Pull every line containing the word "email" from the records.

§ §

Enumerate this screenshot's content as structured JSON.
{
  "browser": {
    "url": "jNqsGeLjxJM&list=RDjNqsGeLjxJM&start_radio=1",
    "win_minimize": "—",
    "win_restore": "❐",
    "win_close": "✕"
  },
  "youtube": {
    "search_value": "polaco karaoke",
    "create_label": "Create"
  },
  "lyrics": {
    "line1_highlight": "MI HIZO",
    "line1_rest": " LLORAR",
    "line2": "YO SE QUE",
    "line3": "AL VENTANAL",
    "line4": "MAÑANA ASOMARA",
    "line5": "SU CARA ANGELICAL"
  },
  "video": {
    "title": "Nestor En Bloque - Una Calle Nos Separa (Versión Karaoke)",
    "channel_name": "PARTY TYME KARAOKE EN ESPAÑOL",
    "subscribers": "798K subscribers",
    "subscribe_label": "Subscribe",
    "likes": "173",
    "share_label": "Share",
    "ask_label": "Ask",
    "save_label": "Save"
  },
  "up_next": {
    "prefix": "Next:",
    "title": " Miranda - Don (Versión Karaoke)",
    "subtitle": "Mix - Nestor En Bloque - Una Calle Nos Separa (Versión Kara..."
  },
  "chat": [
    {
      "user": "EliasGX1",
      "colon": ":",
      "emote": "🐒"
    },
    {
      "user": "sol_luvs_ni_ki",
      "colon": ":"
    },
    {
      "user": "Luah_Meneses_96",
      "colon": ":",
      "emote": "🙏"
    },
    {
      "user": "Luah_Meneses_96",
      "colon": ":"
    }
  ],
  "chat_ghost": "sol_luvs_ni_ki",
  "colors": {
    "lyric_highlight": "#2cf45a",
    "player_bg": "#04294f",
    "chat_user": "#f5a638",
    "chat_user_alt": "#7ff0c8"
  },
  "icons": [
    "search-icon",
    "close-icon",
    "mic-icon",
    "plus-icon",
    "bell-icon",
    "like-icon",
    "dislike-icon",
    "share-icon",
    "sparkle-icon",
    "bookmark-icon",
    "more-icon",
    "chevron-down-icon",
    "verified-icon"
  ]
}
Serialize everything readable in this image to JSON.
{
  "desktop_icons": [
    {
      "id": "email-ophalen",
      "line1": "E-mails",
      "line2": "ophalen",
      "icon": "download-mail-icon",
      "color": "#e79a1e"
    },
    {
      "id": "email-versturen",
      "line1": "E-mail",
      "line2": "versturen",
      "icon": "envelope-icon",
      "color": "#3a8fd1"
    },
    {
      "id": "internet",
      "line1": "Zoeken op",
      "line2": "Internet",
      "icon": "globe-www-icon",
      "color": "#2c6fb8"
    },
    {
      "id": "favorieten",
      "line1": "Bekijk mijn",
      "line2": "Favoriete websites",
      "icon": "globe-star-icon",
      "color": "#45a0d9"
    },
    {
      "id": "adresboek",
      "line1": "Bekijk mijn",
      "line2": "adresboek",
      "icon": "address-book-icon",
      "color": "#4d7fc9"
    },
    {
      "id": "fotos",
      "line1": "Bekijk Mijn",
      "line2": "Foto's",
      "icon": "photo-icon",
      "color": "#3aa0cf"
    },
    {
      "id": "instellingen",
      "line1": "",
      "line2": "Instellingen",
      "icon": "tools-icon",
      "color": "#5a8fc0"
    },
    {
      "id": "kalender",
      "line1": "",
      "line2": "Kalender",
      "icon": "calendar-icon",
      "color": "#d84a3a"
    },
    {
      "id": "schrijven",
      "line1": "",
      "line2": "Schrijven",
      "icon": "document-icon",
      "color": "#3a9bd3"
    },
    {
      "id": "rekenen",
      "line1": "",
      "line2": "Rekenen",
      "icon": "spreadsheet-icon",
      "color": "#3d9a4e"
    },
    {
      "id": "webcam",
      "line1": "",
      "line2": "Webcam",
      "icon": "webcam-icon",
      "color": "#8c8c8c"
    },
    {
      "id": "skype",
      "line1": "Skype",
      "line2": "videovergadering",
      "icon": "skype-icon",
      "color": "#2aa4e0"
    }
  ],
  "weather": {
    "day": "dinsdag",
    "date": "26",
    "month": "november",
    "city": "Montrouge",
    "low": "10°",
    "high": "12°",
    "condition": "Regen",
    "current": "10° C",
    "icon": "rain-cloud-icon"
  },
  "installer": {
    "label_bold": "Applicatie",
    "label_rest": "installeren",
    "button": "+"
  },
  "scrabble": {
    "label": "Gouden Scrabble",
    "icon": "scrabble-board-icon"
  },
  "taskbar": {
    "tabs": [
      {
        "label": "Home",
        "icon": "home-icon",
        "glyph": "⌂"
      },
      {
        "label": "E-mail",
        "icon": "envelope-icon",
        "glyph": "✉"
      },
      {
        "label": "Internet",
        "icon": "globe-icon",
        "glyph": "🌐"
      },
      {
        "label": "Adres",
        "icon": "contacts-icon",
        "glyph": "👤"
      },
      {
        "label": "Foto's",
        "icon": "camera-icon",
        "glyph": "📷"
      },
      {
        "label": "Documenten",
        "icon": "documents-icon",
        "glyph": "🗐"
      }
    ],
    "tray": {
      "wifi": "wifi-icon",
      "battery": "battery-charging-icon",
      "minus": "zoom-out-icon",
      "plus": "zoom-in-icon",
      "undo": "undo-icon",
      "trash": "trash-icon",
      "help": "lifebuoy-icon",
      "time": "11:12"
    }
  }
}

§ §

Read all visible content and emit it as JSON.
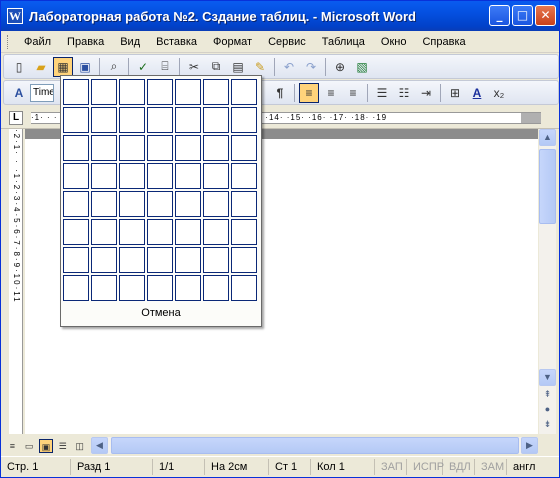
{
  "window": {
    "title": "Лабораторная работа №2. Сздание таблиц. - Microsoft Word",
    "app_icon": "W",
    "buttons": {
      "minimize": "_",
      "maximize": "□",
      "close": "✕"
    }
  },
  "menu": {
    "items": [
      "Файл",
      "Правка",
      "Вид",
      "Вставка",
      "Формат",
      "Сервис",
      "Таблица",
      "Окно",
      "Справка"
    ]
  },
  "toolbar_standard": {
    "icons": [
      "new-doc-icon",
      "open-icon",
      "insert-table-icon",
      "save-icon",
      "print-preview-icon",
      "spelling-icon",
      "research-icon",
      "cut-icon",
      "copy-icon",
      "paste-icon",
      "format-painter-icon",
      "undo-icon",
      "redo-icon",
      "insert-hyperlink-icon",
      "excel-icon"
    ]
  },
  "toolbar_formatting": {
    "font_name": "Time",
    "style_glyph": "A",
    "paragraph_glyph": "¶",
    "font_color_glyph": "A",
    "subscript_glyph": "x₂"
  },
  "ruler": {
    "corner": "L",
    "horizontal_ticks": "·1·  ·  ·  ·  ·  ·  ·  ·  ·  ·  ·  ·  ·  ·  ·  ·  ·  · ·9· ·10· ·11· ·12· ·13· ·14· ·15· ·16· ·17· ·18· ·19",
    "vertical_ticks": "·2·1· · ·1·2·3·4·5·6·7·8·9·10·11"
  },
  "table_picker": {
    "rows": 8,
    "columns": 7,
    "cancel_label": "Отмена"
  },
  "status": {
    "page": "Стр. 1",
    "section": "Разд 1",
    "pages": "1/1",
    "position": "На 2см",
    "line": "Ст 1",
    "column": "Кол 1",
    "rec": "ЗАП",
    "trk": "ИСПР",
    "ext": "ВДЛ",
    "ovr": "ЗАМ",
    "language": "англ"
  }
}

§ §

■ Correct output:
      "id": "email-ophalen",
      "id": "email-versturen",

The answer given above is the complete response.